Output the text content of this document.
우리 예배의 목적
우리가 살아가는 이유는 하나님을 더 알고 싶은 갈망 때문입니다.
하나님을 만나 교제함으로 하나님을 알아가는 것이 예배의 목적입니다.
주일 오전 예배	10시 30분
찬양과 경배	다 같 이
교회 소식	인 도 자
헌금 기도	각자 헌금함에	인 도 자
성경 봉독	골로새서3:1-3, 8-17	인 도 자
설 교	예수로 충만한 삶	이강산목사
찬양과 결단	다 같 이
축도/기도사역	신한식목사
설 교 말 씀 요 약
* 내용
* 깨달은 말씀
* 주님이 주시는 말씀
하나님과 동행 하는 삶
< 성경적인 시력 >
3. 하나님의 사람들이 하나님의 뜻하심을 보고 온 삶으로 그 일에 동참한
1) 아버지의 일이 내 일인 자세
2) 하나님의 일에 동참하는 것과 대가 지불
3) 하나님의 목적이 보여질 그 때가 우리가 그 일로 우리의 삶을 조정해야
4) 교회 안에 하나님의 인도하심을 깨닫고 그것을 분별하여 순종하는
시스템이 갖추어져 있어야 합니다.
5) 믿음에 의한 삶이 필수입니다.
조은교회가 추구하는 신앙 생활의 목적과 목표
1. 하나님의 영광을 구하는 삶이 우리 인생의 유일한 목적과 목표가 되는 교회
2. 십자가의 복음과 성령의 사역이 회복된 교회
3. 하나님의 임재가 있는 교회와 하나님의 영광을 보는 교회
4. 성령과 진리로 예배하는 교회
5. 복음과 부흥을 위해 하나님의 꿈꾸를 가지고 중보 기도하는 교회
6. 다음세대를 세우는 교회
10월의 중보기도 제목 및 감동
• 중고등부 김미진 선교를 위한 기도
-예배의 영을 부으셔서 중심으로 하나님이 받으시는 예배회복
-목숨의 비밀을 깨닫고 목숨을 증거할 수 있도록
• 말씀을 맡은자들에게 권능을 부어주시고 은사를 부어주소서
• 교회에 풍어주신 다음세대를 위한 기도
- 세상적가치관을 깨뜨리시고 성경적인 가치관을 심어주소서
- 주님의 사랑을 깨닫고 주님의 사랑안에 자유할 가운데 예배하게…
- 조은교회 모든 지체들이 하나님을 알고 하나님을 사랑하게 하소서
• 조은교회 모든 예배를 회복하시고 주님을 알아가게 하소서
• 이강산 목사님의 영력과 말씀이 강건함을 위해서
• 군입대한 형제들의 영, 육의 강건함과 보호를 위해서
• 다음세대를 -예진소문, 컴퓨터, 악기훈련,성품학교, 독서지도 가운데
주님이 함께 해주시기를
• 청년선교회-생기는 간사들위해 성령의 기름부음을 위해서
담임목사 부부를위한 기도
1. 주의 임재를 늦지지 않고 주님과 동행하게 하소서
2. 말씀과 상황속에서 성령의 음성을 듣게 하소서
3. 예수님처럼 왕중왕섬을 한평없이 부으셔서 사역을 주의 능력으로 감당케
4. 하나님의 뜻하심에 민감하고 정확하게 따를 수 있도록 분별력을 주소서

:::

» GOAL: Go over the records above and tally each line that includes "성경적인". Give the total by itself.

» RESULT OF THIS TASK: 2